— START OF ENTRIES PROVIDED —

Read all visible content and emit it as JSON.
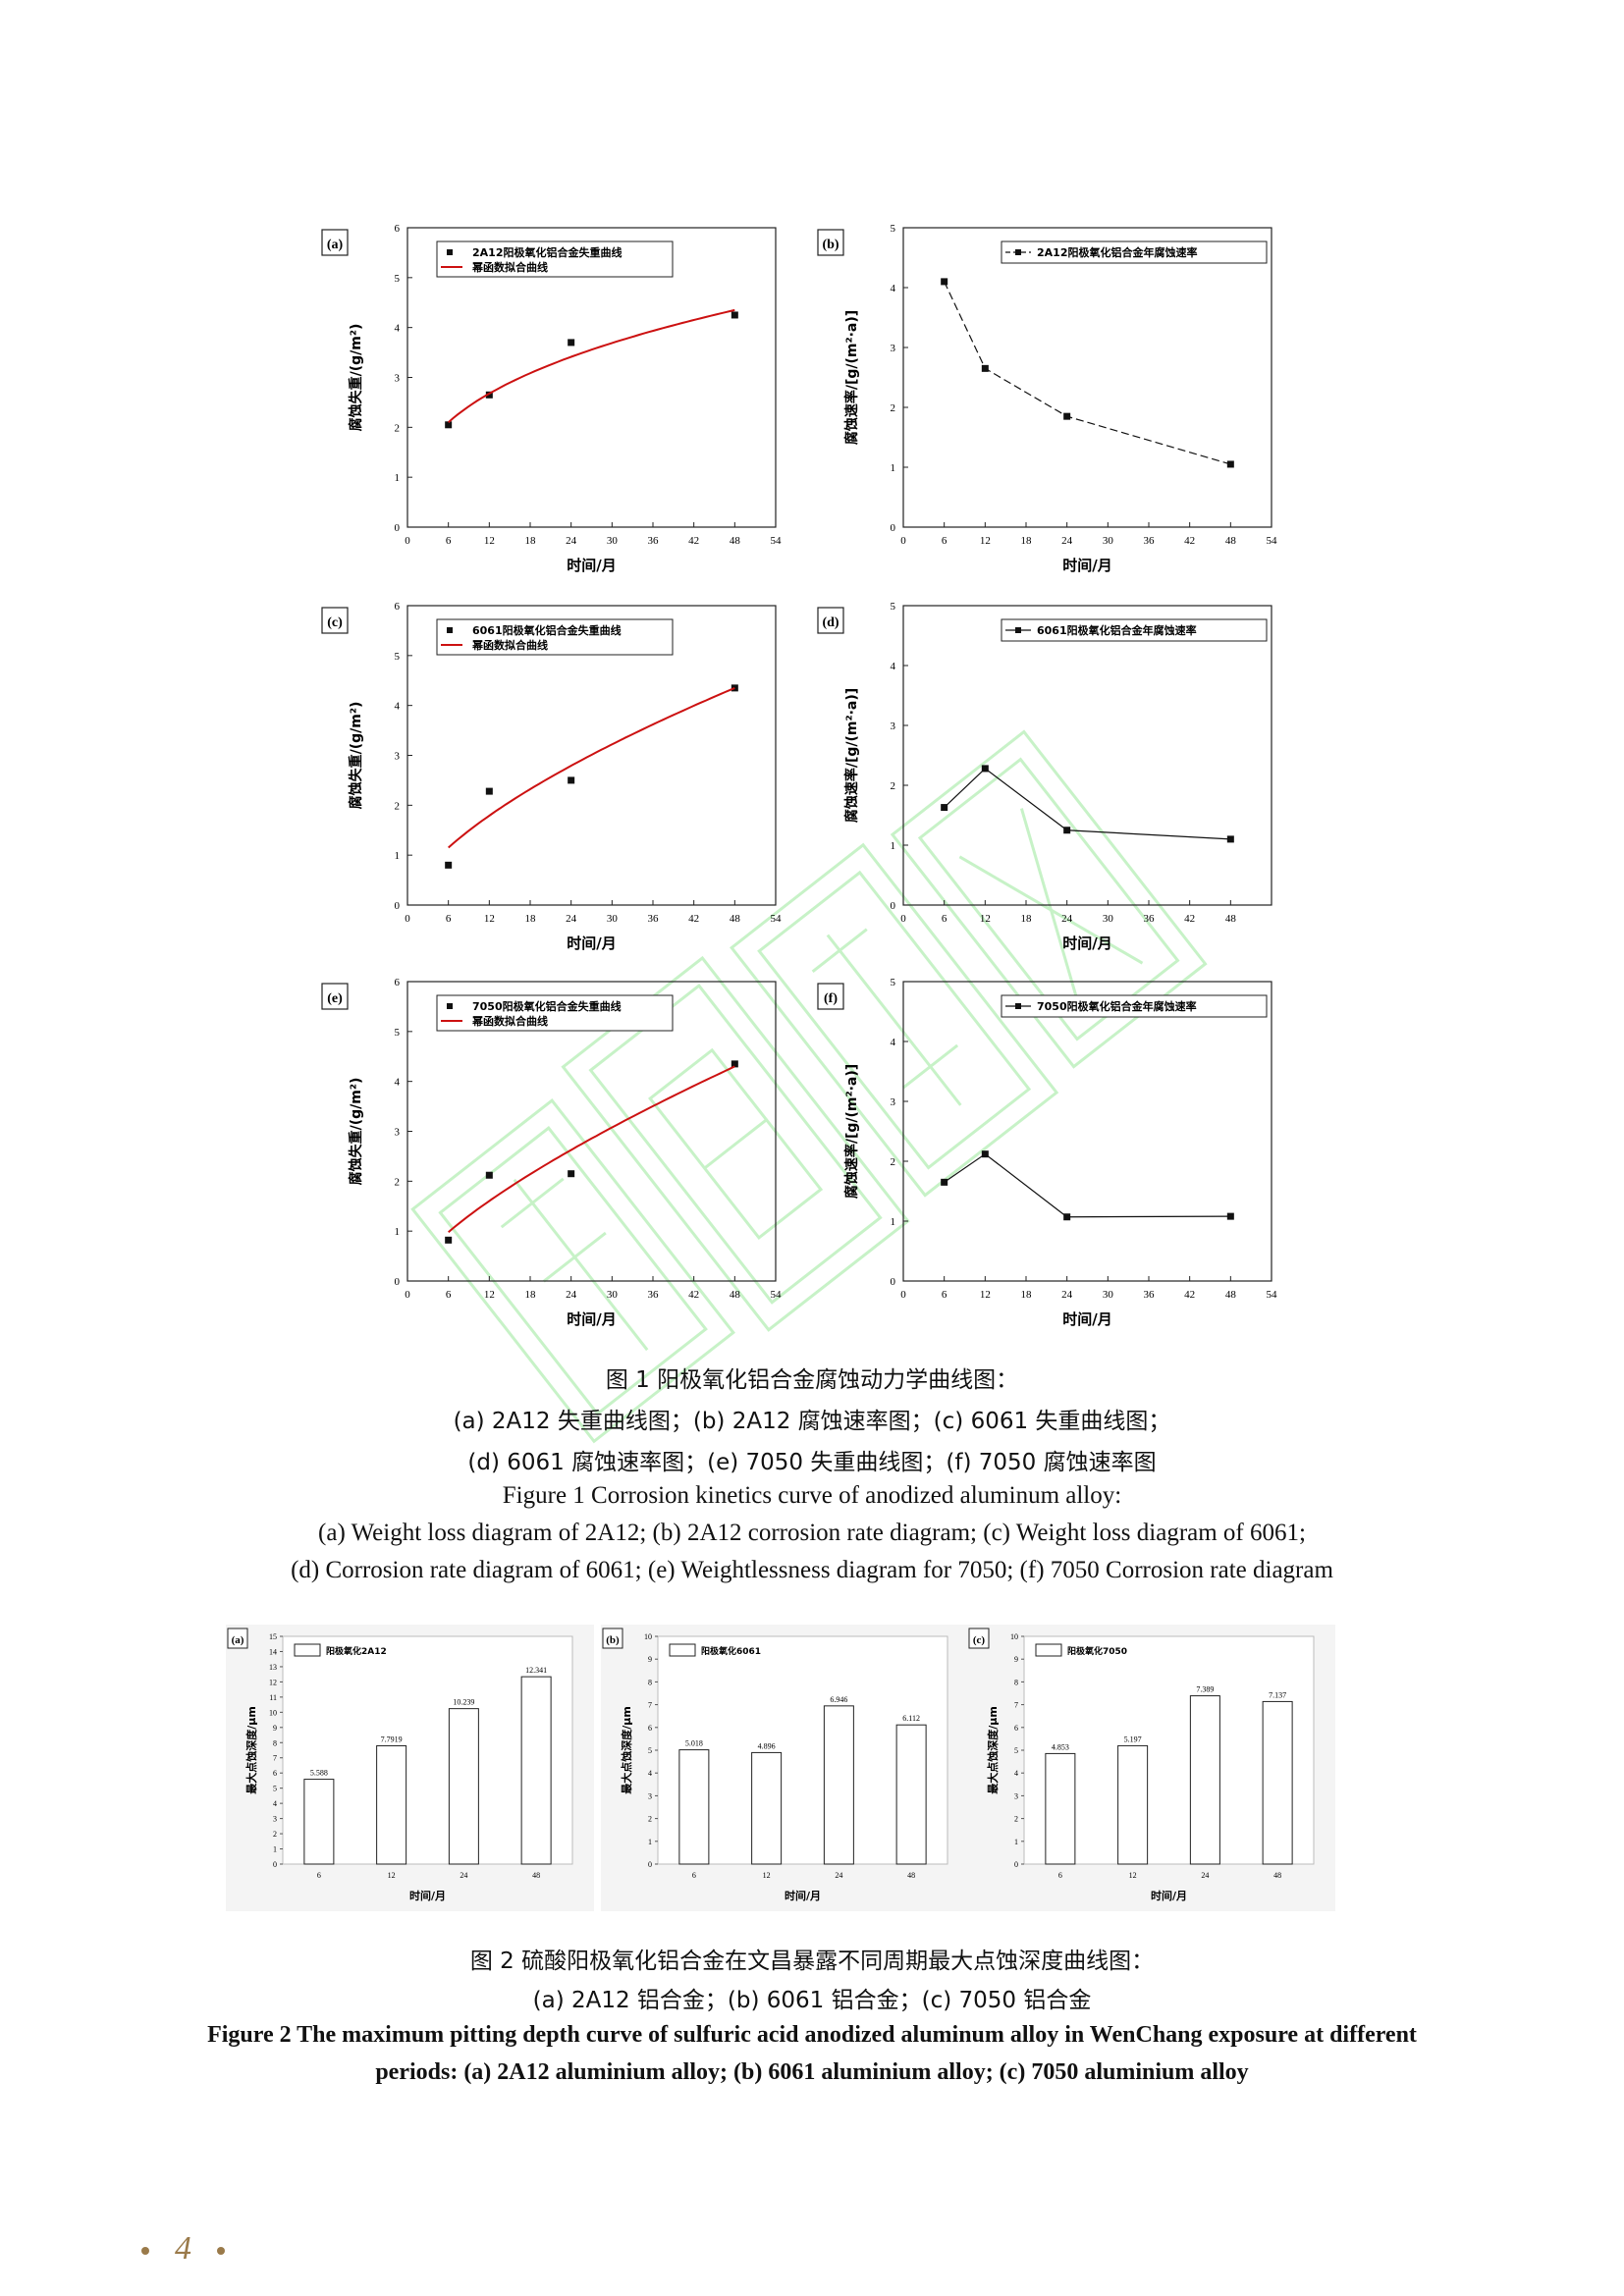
{
  "figure1": {
    "caption_zh": [
      "图 1  阳极氧化铝合金腐蚀动力学曲线图：",
      "(a) 2A12 失重曲线图；(b) 2A12 腐蚀速率图；(c) 6061 失重曲线图；",
      "(d) 6061 腐蚀速率图；(e) 7050 失重曲线图；(f) 7050 腐蚀速率图"
    ],
    "caption_en": [
      "Figure 1    Corrosion kinetics curve of anodized aluminum alloy:",
      "(a) Weight loss diagram of 2A12;    (b) 2A12 corrosion rate diagram;    (c) Weight loss diagram of 6061;",
      "(d) Corrosion rate diagram of 6061;    (e) Weightlessness diagram for 7050;    (f) 7050 Corrosion rate diagram"
    ]
  },
  "figure2": {
    "caption_zh": [
      "图 2  硫酸阳极氧化铝合金在文昌暴露不同周期最大点蚀深度曲线图：",
      "(a) 2A12 铝合金；(b) 6061 铝合金；(c) 7050 铝合金"
    ],
    "caption_en": [
      "Figure 2 The maximum pitting depth curve of sulfuric acid anodized aluminum alloy in WenChang exposure at different",
      "periods:    (a) 2A12 aluminium alloy;    (b) 6061 aluminium alloy;    (c) 7050 aluminium alloy"
    ]
  },
  "footer": {
    "page_number": "4",
    "color": "#9a7a4a"
  },
  "watermark": {
    "color": "#9be89b"
  },
  "chart_data": [
    {
      "id": "a",
      "type": "scatter",
      "panel_label": "(a)",
      "xlabel": "时间/月",
      "ylabel": "腐蚀失重/(g/m²)",
      "xlim": [
        0,
        54
      ],
      "ylim": [
        0,
        6
      ],
      "xticks": [
        0,
        6,
        12,
        18,
        24,
        30,
        36,
        42,
        48,
        54
      ],
      "yticks": [
        0,
        1,
        2,
        3,
        4,
        5,
        6
      ],
      "series": [
        {
          "name": "2A12阳极氧化铝合金失重曲线",
          "style": "points",
          "x": [
            6,
            12,
            24,
            48
          ],
          "y": [
            2.05,
            2.65,
            3.7,
            4.25
          ]
        },
        {
          "name": "幂函数拟合曲线",
          "style": "fit",
          "color": "#cc1111",
          "x": [
            6,
            48
          ],
          "y": [
            2.1,
            4.35
          ]
        }
      ]
    },
    {
      "id": "b",
      "type": "line",
      "panel_label": "(b)",
      "xlabel": "时间/月",
      "ylabel": "腐蚀速率/[g/(m²·a)]",
      "xlim": [
        0,
        54
      ],
      "ylim": [
        0,
        5
      ],
      "xticks": [
        0,
        6,
        12,
        18,
        24,
        30,
        36,
        42,
        48,
        54
      ],
      "yticks": [
        0,
        1,
        2,
        3,
        4,
        5
      ],
      "series": [
        {
          "name": "2A12阳极氧化铝合金年腐蚀速率",
          "style": "dashed",
          "x": [
            6,
            12,
            24,
            48
          ],
          "y": [
            4.1,
            2.65,
            1.85,
            1.05
          ]
        }
      ]
    },
    {
      "id": "c",
      "type": "scatter",
      "panel_label": "(c)",
      "xlabel": "时间/月",
      "ylabel": "腐蚀失重/(g/m²)",
      "xlim": [
        0,
        54
      ],
      "ylim": [
        0,
        6
      ],
      "xticks": [
        0,
        6,
        12,
        18,
        24,
        30,
        36,
        42,
        48,
        54
      ],
      "yticks": [
        0,
        1,
        2,
        3,
        4,
        5,
        6
      ],
      "series": [
        {
          "name": "6061阳极氧化铝合金失重曲线",
          "style": "points",
          "x": [
            6,
            12,
            24,
            48
          ],
          "y": [
            0.8,
            2.28,
            2.5,
            4.35
          ]
        },
        {
          "name": "幂函数拟合曲线",
          "style": "fit",
          "color": "#cc1111",
          "x": [
            6,
            48
          ],
          "y": [
            1.15,
            4.35
          ]
        }
      ]
    },
    {
      "id": "d",
      "type": "line",
      "panel_label": "(d)",
      "xlabel": "时间/月",
      "ylabel": "腐蚀速率/[g/(m²·a)]",
      "xlim": [
        0,
        54
      ],
      "ylim": [
        0,
        5
      ],
      "xticks": [
        0,
        6,
        12,
        18,
        24,
        30,
        36,
        42,
        48
      ],
      "yticks": [
        0,
        1,
        2,
        3,
        4,
        5
      ],
      "series": [
        {
          "name": "6061阳极氧化铝合金年腐蚀速率",
          "style": "solid",
          "x": [
            6,
            12,
            24,
            48
          ],
          "y": [
            1.63,
            2.28,
            1.25,
            1.1
          ]
        }
      ]
    },
    {
      "id": "e",
      "type": "scatter",
      "panel_label": "(e)",
      "xlabel": "时间/月",
      "ylabel": "腐蚀失重/(g/m²)",
      "xlim": [
        0,
        54
      ],
      "ylim": [
        0,
        6
      ],
      "xticks": [
        0,
        6,
        12,
        18,
        24,
        30,
        36,
        42,
        48,
        54
      ],
      "yticks": [
        0,
        1,
        2,
        3,
        4,
        5,
        6
      ],
      "series": [
        {
          "name": "7050阳极氧化铝合金失重曲线",
          "style": "points",
          "x": [
            6,
            12,
            24,
            48
          ],
          "y": [
            0.82,
            2.12,
            2.15,
            4.35
          ]
        },
        {
          "name": "幂函数拟合曲线",
          "style": "fit",
          "color": "#cc1111",
          "x": [
            6,
            48
          ],
          "y": [
            0.98,
            4.3
          ]
        }
      ]
    },
    {
      "id": "f",
      "type": "line",
      "panel_label": "(f)",
      "xlabel": "时间/月",
      "ylabel": "腐蚀速率/[g/(m²·a)]",
      "xlim": [
        0,
        54
      ],
      "ylim": [
        0,
        5
      ],
      "xticks": [
        0,
        6,
        12,
        18,
        24,
        30,
        36,
        42,
        48,
        54
      ],
      "yticks": [
        0,
        1,
        2,
        3,
        4,
        5
      ],
      "series": [
        {
          "name": "7050阳极氧化铝合金年腐蚀速率",
          "style": "solid",
          "x": [
            6,
            12,
            24,
            48
          ],
          "y": [
            1.65,
            2.12,
            1.07,
            1.08
          ]
        }
      ]
    },
    {
      "id": "g",
      "type": "bar",
      "panel_label": "(a)",
      "xlabel": "时间/月",
      "ylabel": "最大点蚀深度/μm",
      "categories": [
        "6",
        "12",
        "24",
        "48"
      ],
      "ylim": [
        0,
        15
      ],
      "yticks": [
        0,
        1,
        2,
        3,
        4,
        5,
        6,
        7,
        8,
        9,
        10,
        11,
        12,
        13,
        14,
        15
      ],
      "series": [
        {
          "name": "阳极氧化2A12",
          "values": [
            5.588,
            7.7919,
            10.239,
            12.341
          ],
          "labels": [
            "5.588",
            "7.7919",
            "10.239",
            "12.341"
          ]
        }
      ]
    },
    {
      "id": "h",
      "type": "bar",
      "panel_label": "(b)",
      "xlabel": "时间/月",
      "ylabel": "最大点蚀深度/μm",
      "categories": [
        "6",
        "12",
        "24",
        "48"
      ],
      "ylim": [
        0,
        10
      ],
      "yticks": [
        0,
        1,
        2,
        3,
        4,
        5,
        6,
        7,
        8,
        9,
        10
      ],
      "series": [
        {
          "name": "阳极氧化6061",
          "values": [
            5.018,
            4.896,
            6.946,
            6.112
          ],
          "labels": [
            "5.018",
            "4.896",
            "6.946",
            "6.112"
          ]
        }
      ]
    },
    {
      "id": "i",
      "type": "bar",
      "panel_label": "(c)",
      "xlabel": "时间/月",
      "ylabel": "最大点蚀深度/μm",
      "categories": [
        "6",
        "12",
        "24",
        "48"
      ],
      "ylim": [
        0,
        10
      ],
      "yticks": [
        0,
        1,
        2,
        3,
        4,
        5,
        6,
        7,
        8,
        9,
        10
      ],
      "series": [
        {
          "name": "阳极氧化7050",
          "values": [
            4.853,
            5.197,
            7.389,
            7.137
          ],
          "labels": [
            "4.853",
            "5.197",
            "7.389",
            "7.137"
          ]
        }
      ]
    }
  ]
}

— END OF ENTRIES PROVIDED —

WRITTEN REQUEST:
From the listing, copy every line where the string "curve" appears.

ANSWER TO THE PROBLEM:
      "Figure 1    Corrosion kinetics curve of anodized aluminum alloy:",
      "Figure 2 The maximum pitting depth curve of sulfuric acid anodized aluminum alloy in WenChang exposure at different",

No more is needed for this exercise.